§ **WRITTEN REQUEST**
What lines of the data hold the string "πολύ"? Pull each one out.

§ **RECORDED DATA**
————————

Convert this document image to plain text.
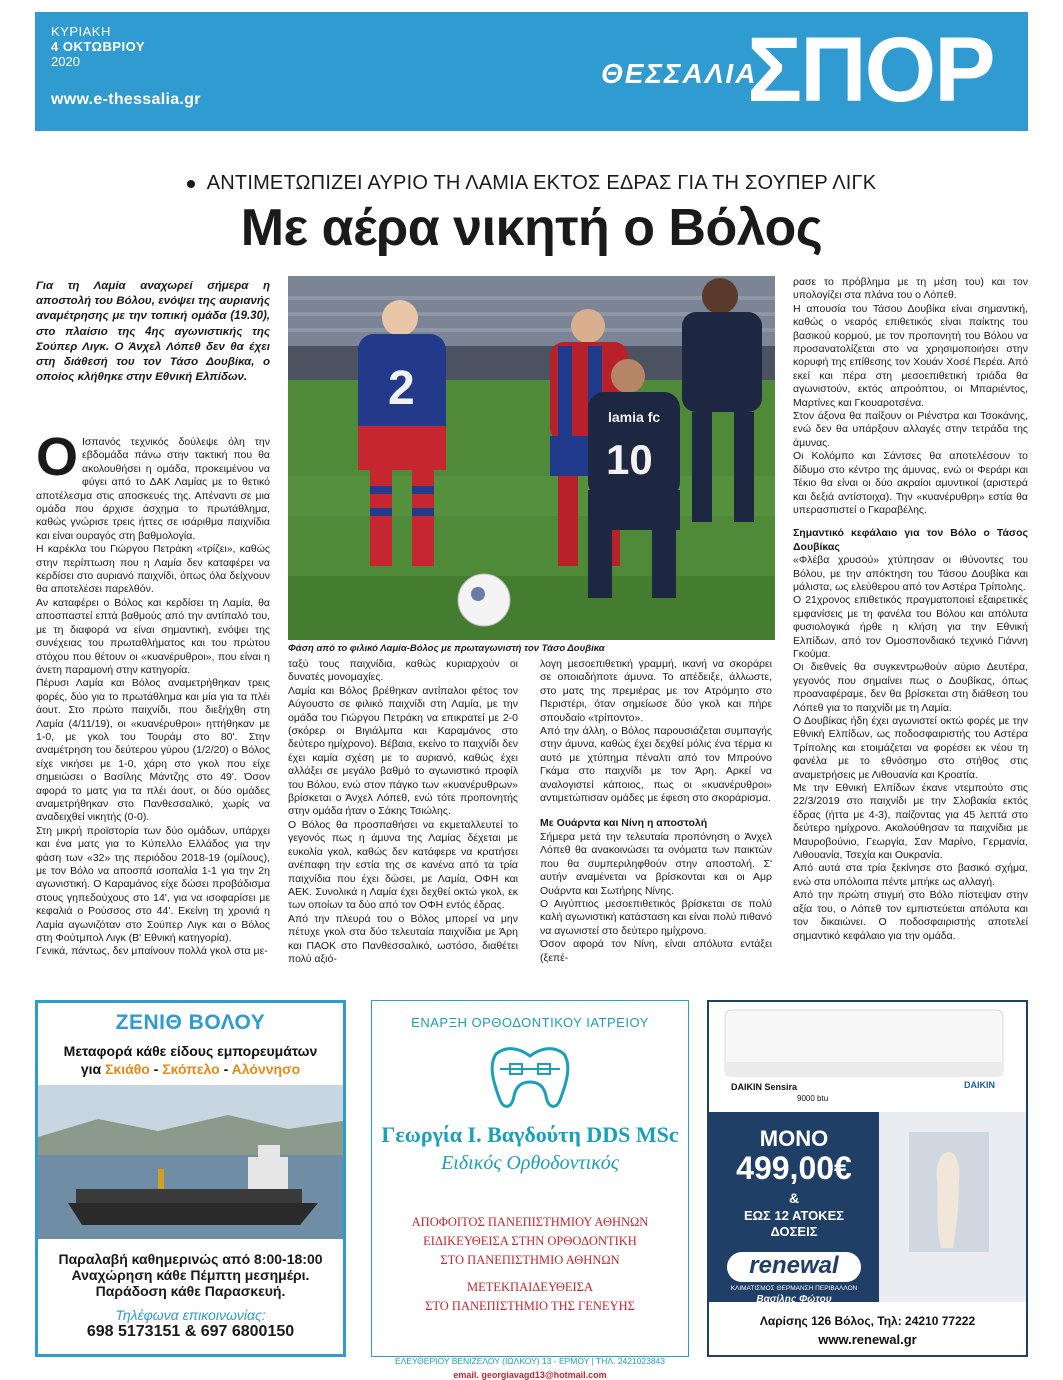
ΚΥΡΙΑΚΗ
4 ΟΚΤΩΒΡΙΟΥ
2020
www.e-thessalia.gr
ΘΕΣΣΑΛΙΑ
ΣΠΟΡ
ΑΝΤΙΜΕΤΩΠΙΖΕΙ ΑΥΡΙΟ ΤΗ ΛΑΜΙΑ ΕΚΤΟΣ ΕΔΡΑΣ ΓΙΑ ΤΗ ΣΟΥΠΕΡ ΛΙΓΚ
Με αέρα νικητή ο Βόλος
Για τη Λαμία αναχωρεί σήμερα η αποστολή του Βόλου, ενόψει της αυριανής αναμέτρησης με την τοπική ομάδα (19.30), στο πλαίσιο της 4ης αγωνιστικής της Σούπερ Λιγκ. Ο Άνχελ Λόπεθ δεν θα έχει στη διάθεσή του τον Τάσο Δουβίκα, ο οποίος κλήθηκε στην Εθνική Ελπίδων.

Ο Ισπανός τεχνικός δούλεψε όλη την εβδομάδα πάνω στην τακτική που θα ακολουθήσει η ομάδα, προκειμένου να φύγει από το ΔΑΚ Λαμίας με το θετικό αποτέλεσμα στις αποσκευές της. Απέναντι σε μια ομάδα που άρχισε άσχημα το πρωτάθλημα, καθώς γνώρισε τρεις ήττες σε ισάριθμα παιχνίδια και είναι ουραγός στη βαθμολογία.

Η καρέκλα του Γιώργου Πετράκη «τρίζει», καθώς στην περίπτωση που η Λαμία δεν καταφέρει να κερδίσει στο αυριανό παιχνίδι, όπως όλα δείχνουν θα αποτελέσει παρελθόν.

Αν καταφέρει ο Βόλος και κερδίσει τη Λαμία, θα αποσπαστεί επτά βαθμούς από την αντίπαλό του, με τη διαφορά να είναι σημαντική, ενόψει της συνέχειας του πρωταθλήματος και του πρώτου στόχου που θέτουν οι «κυανέρυθροι», που είναι η άνετη παραμονή στην κατηγορία.

Πέρυσι Λαμία και Βόλος αναμετρήθηκαν τρεις φορές, δύο για το πρωτάθλημα και μία για τα πλέι άουτ. Στο πρώτο παιχνίδι, που διεξήχθη στη Λαμία (4/11/19), οι «κυανέρυθροι» ηττήθηκαν με 1-0, με γκολ του Τουράμ στο 80'. Στην αναμέτρηση του δεύτερου γύρου (1/2/20) ο Βόλος είχε νικήσει με 1-0, χάρη στο γκολ που είχε σημειώσει ο Βασίλης Μάντζης στο 49'. Όσον αφορά το ματς για τα πλέι άουτ, οι δύο ομάδες αναμετρήθηκαν στο Πανθεσσαλικό, χωρίς να αναδειχθεί νικητής (0-0).

Στη μικρή προϊστορία των δύο ομάδων, υπάρχει και ένα ματς για το Κύπελλο Ελλάδος για την φάση των «32» της περιόδου 2018-19 (ομίλους), με τον Βόλο να αποσπά ισοπαλία 1-1 για την 2η αγωνιστική. Ο Καραμάνος είχε δώσει προβάδισμα στους γηπεδούχους στο 14', για να ισοφαρίσει με κεφαλιά ο Ρούσσος στο 44'. Εκείνη τη χρονιά η Λαμία αγωνιζόταν στο Σούπερ Λιγκ και ο Βόλος στη Φούτμπολ Λιγκ (Β' Εθνική κατηγορία).

Γενικά, πάντως, δεν μπαίνουν πολλά γκολ στα με-

2
lamia fc
10
Φάση από το φιλικό Λαμία-Βόλος με πρωταγωνιστή τον Τάσο Δουβίκα

ταξύ τους παιχνίδια, καθώς κυριαρχούν οι δυνατές μονομαχίες.

Λαμία και Βόλος βρέθηκαν αντίπαλοι φέτος τον Αύγουστο σε φιλικό παιχνίδι στη Λαμία, με την ομάδα του Γιώργου Πετράκη να επικρατεί με 2-0 (σκόρερ οι Βιγιάλμπα και Καραμάνος στο δεύτερο ημίχρονο). Βέβαια, εκείνο το παιχνίδι δεν έχει καμία σχέση με το αυριανό, καθώς έχει αλλάξει σε μεγάλο βαθμό το αγωνιστικό προφίλ του Βόλου, ενώ στον πάγκο των «κυανέρυθρων» βρίσκεται ο Άνχελ Λόπεθ, ενώ τότε προπονητής στην ομάδα ήταν ο Σάκης Τσιώλης.

Ο Βόλος θα προσπαθήσει να εκμεταλλευτεί το γεγονός πως η άμυνα της Λαμίας δέχεται με ευκολία γκολ, καθώς δεν κατάφερε να κρατήσει ανέπαφη την εστία της σε κανένα από τα τρία παιχνίδια που έχει δώσει, με Λαμία, ΟΦΗ και ΑΕΚ. Συνολικά η Λαμία έχει δεχθεί οκτώ γκολ, εκ των οποίων τα δύο από τον ΟΦΗ εντός έδρας.

Από την πλευρά του ο Βόλος μπορεί να μην πέτυχε γκολ στα δύο τελευταία παιχνίδια με Άρη και ΠΑΟΚ στο Πανθεσσαλικό, ωστόσο, διαθέτει πολύ αξιό-

λογη μεσοεπιθετική γραμμή, ικανή να σκοράρει σε οποιαδήποτε άμυνα. Το απέδειξε, άλλωστε, στο ματς της πρεμιέρας με τον Ατρόμητο στο Περιστέρι, όταν σημείωσε δύο γκολ και πήρε σπουδαίο «τρίποντο».

Από την άλλη, ο Βόλος παρουσιάζεται συμπαγής στην άμυνα, καθώς έχει δεχθεί μόλις ένα τέρμα κι αυτό με χτύπημα πέναλτι από τον Μπρούνο Γκάμα στο παιχνίδι με τον Άρη. Αρκεί να αναλογιστεί κάποιος, πως οι «κυανέρυθροι» αντιμετώπισαν ομάδες με έφεση στο σκοράρισμα.

Με Ουάρντα και Νίνη η αποστολή

Σήμερα μετά την τελευταία προπόνηση ο Άνχελ Λόπεθ θα ανακοινώσει τα ονόματα των παικτών που θα συμπεριληφθούν στην αποστολή. Σ' αυτήν αναμένεται να βρίσκονται και οι Αμρ Ουάρντα και Σωτήρης Νίνης.

Ο Αιγύπτιος μεσοεπιθετικός βρίσκεται σε πολύ καλή αγωνιστική κατάσταση και είναι πολύ πιθανό να αγωνιστεί στο δεύτερο ημίχρονο.

Όσον αφορά τον Νίνη, είναι απόλυτα εντάξει (ξεπέ-

ρασε το πρόβλημα με τη μέση του) και τον υπολογίζει στα πλάνα του ο Λόπεθ.

Η απουσία του Τάσου Δουβίκα είναι σημαντική, καθώς ο νεαρός επιθετικός είναι παίκτης του βασικού κορμού, με τον προπονητή του Βόλου να προσανατολίζεται στο να χρησιμοποιήσει στην κορυφή της επίθεσης τον Χουάν Χοσέ Περέα. Από εκεί και πέρα στη μεσοεπιθετική τριάδα θα αγωνιστούν, εκτός απροόπτου, οι Μπαριέντος, Μαρτίνες και Γκουαροτσένα.

Στον άξονα θα παίξουν οι Ριένστρα και Τσοκάνης, ενώ δεν θα υπάρξουν αλλαγές στην τετράδα της άμυνας.

Οι Κολόμπο και Σάντσες θα αποτελέσουν το δίδυμο στο κέντρο της άμυνας, ενώ οι Φεράρι και Τέκιο θα είναι οι δύο ακραίοι αμυντικοί (αριστερά και δεξιά αντίστοιχα). Την «κυανέρυθρη» εστία θα υπερασπιστεί ο Γκαραβέλης.

Σημαντικό κεφάλαιο για τον Βόλο ο Τάσος Δουβίκας

«Φλέβα χρυσού» χτύπησαν οι ιθύνοντες του Βόλου, με την απόκτηση του Τάσου Δουβίκα και μάλιστα, ως ελεύθερου από τον Αστέρα Τρίπολης.

Ο 21χρονος επιθετικός πραγματοποιεί εξαιρετικές εμφανίσεις με τη φανέλα του Βόλου και απόλυτα φυσιολογικά ήρθε η κλήση για την Εθνική Ελπίδων, από τον Ομοσπονδιακό τεχνικό Γιάννη Γκούμα.

Οι διεθνείς θα συγκεντρωθούν αύριο Δευτέρα, γεγονός που σημαίνει πως ο Δουβίκας, όπως προαναφέραμε, δεν θα βρίσκεται στη διάθεση του Λόπεθ για το παιχνίδι με τη Λαμία.

Ο Δουβίκας ήδη έχει αγωνιστεί οκτώ φορές με την Εθνική Ελπίδων, ως ποδοσφαιριστής του Αστέρα Τρίπολης και ετοιμάζεται να φορέσει εκ νέου τη φανέλα με το εθνόσημο στο στήθος στις αναμετρήσεις με Λιθουανία και Κροατία.

Με την Εθνική Ελπίδων έκανε ντεμπούτο στις 22/3/2019 στο παιχνίδι με την Σλοβακία εκτός έδρας (ήττα με 4-3), παίζοντας για 45 λεπτά στο δεύτερο ημίχρονο. Ακολούθησαν τα παιχνίδια με Μαυροβούνιο, Γεωργία, Σαν Μαρίνο, Γερμανία, Λιθουανία, Τσεχία και Ουκρανία.

Από αυτά στα τρία ξεκίνησε στο βασικό σχήμα, ενώ στα υπόλοιπα πέντε μπήκε ως αλλαγή.

Από την πρώτη στιγμή στο Βόλο πίστεψαν στην αξία του, ο Λόπεθ τον εμπιστεύεται απόλυτα και τον δικαιώνει. Ο ποδοσφαιριστής αποτελεί σημαντικό κεφάλαιο για την ομάδα.

ΖΕΝΙΘ ΒΟΛΟΥ
Μεταφορά κάθε είδους εμπορευμάτων
για Σκιάθο - Σκόπελο - Αλόννησο
Παραλαβή καθημερινώς από 8:00-18:00
Αναχώρηση κάθε Πέμπτη μεσημέρι.
Παράδοση κάθε Παρασκευή.
Τηλέφωνα επικοινωνίας:
698 5173151 & 697 6800150
ΕΝΑΡΞΗ ΟΡΘΟΔΟΝΤΙΚΟΥ ΙΑΤΡΕΙΟΥ
Γεωργία Ι. Βαγδούτη DDS MSc
Ειδικός Ορθοδοντικός
ΑΠΟΦΟΙΤΟΣ ΠΑΝΕΠΙΣΤΗΜΙΟΥ ΑΘΗΝΩΝ
ΕΙΔΙΚΕΥΘΕΙΣΑ ΣΤΗΝ ΟΡΘΟΔΟΝΤΙΚΗ
ΣΤΟ ΠΑΝΕΠΙΣΤΗΜΙΟ ΑΘΗΝΩΝ
ΜΕΤΕΚΠΑΙΔΕΥΘΕΙΣΑ
ΣΤΟ ΠΑΝΕΠΙΣΤΗΜΙΟ ΤΗΣ ΓΕΝΕΥΗΣ
ΕΛΕΥΘΕΡΙΟΥ ΒΕΝΙΖΕΛΟΥ (ΙΩΛΚΟΥ) 13 - ΕΡΜΟΥ | ΤΗΛ. 2421023843
email. georgiavagd13@hotmail.com
DAIKIN
DAIKIN Sensira
9000 btu
ΜΟΝΟ
499,00€
&
ΕΩΣ 12 ΑΤΟΚΕΣ
ΔΟΣΕΙΣ
renewal
ΚΛΙΜΑΤΙΣΜΟΣ ΘΕΡΜΑΝΣΗ ΠΕΡΙΒΑΛΛΟΝ
Βασίλης Φώτου
Λαρίσης 126 Βόλος, Τηλ: 24210 77222
www.renewal.gr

————————

§ **RESULT BELOW**
Από την πλευρά του ο Βόλος μπορεί να μην πέτυχε γκολ στα δύο τελευταία παιχνίδια με Άρη και ΠΑΟΚ στο Πανθεσσαλικό, ωστόσο, διαθέτει πολύ αξιό-
Ο Αιγύπτιος μεσοεπιθετικός βρίσκεται σε πολύ καλή αγωνιστική κατάσταση και είναι πολύ πιθανό να αγωνιστεί στο δεύτερο ημίχρονο.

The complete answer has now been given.